* WORK TO BE COMPLETED
From the entries below, list each line with "Date".

(Extracted records)
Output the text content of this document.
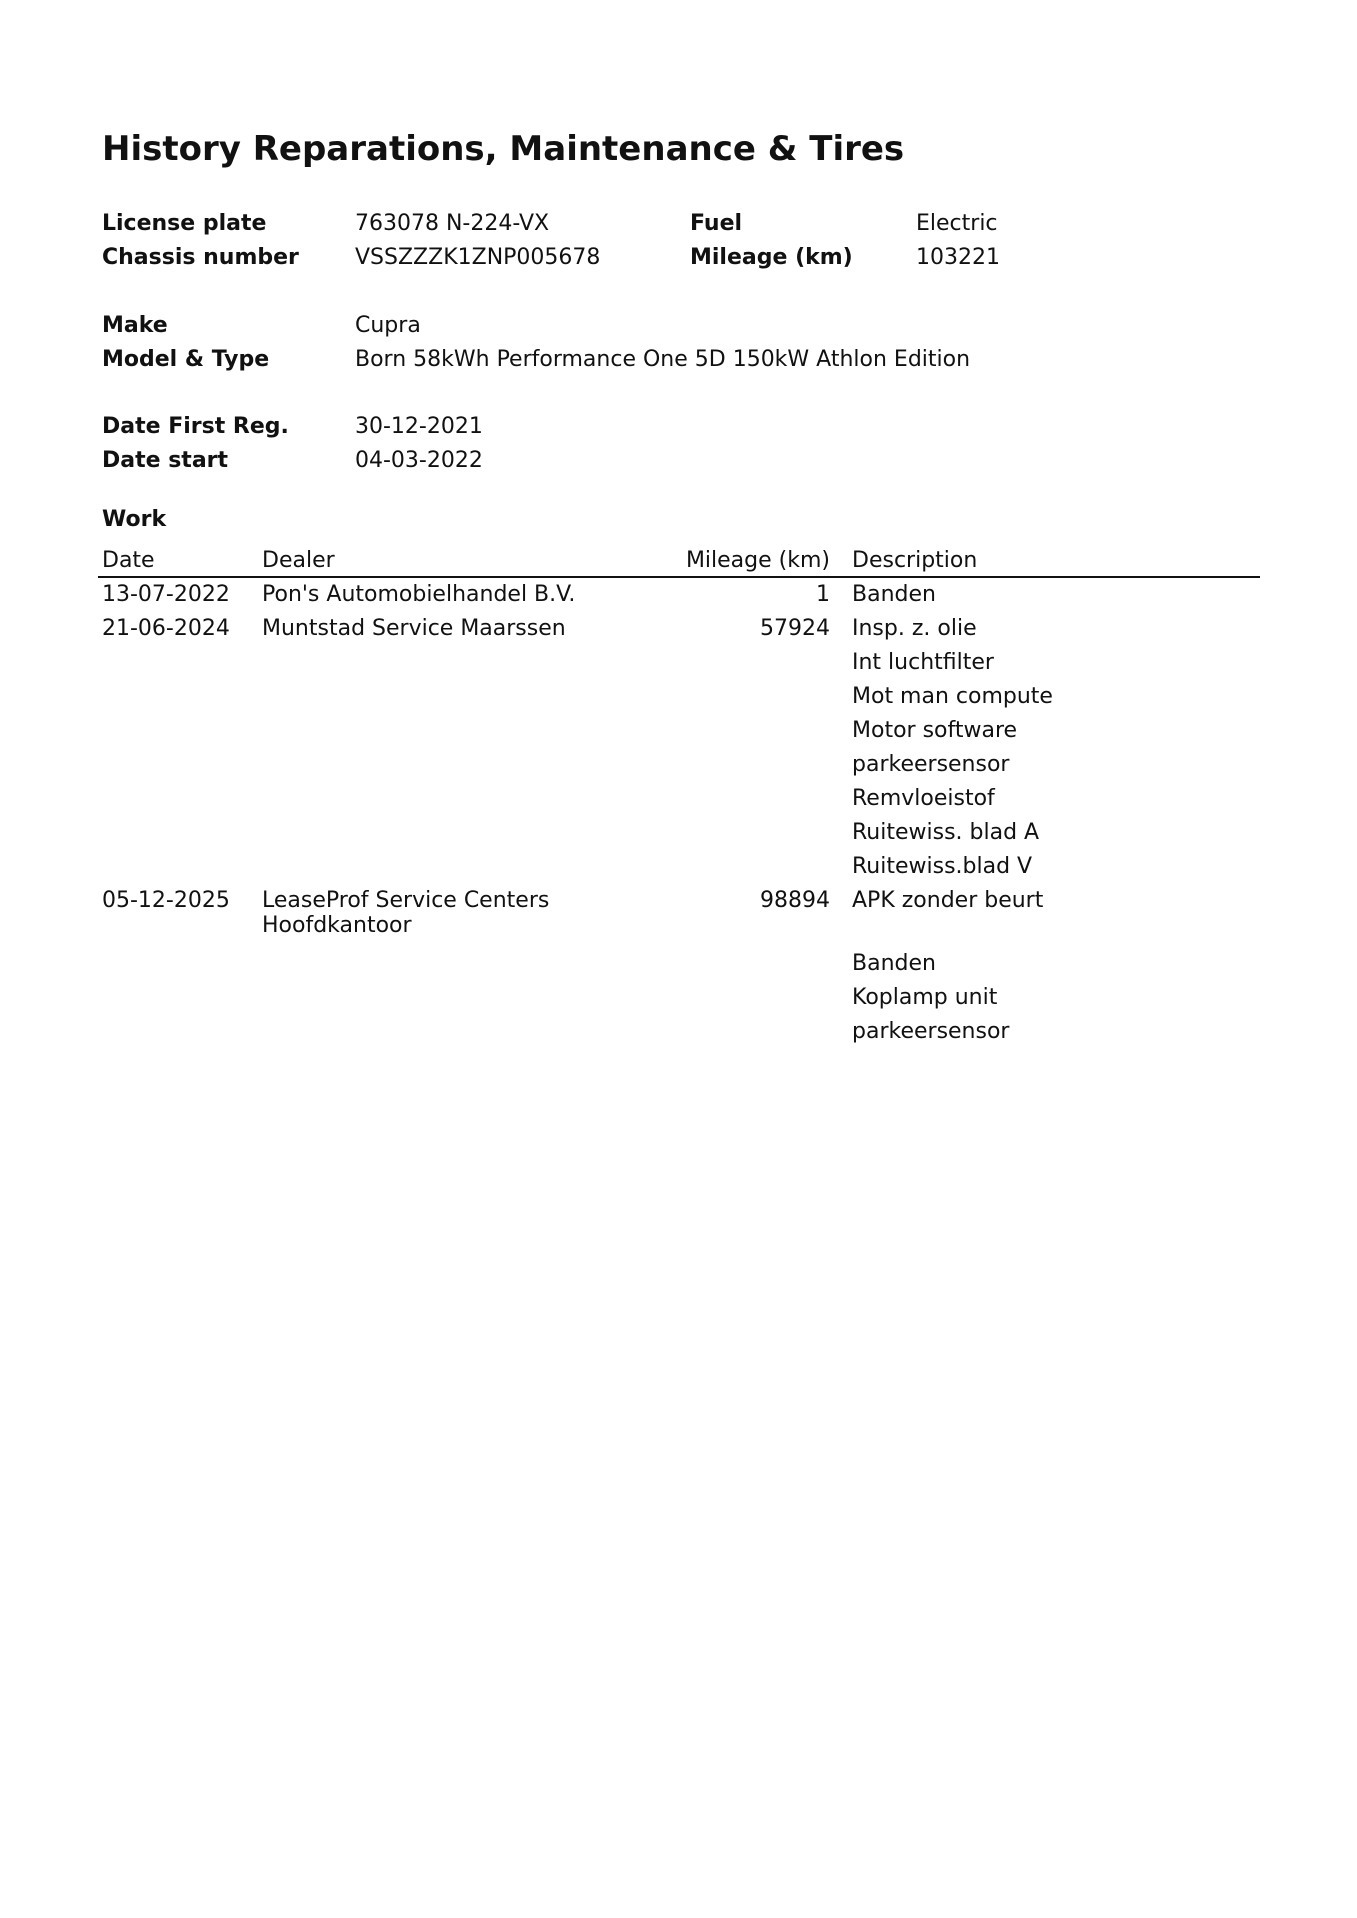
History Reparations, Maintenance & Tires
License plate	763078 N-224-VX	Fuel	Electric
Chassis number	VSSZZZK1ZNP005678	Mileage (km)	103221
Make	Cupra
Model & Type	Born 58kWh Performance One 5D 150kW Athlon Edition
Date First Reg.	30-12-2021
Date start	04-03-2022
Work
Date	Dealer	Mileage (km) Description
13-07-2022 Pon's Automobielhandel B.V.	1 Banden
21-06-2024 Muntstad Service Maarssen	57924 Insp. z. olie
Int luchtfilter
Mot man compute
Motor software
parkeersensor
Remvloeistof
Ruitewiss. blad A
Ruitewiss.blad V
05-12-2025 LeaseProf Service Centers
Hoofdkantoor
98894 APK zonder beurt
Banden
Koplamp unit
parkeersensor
==
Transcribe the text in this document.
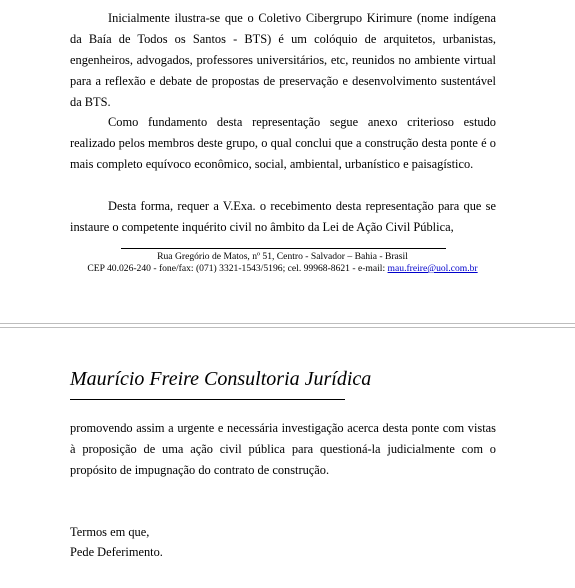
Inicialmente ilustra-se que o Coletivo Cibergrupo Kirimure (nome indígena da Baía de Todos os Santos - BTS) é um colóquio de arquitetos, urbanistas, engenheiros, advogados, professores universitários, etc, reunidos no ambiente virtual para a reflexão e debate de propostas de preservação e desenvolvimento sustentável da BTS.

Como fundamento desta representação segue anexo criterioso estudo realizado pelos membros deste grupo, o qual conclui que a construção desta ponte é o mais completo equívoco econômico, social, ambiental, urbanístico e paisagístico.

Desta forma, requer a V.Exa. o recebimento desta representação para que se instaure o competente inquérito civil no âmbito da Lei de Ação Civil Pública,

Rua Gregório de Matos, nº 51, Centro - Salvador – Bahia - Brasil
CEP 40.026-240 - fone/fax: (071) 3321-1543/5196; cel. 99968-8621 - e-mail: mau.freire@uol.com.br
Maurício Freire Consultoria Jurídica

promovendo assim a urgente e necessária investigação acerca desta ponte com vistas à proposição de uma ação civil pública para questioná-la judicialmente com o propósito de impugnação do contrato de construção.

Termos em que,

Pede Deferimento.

* COMPLETE OUTPUT
Date First Reg.	30-12-2021
Date start	04-03-2022
Date	Dealer	Mileage (km) Description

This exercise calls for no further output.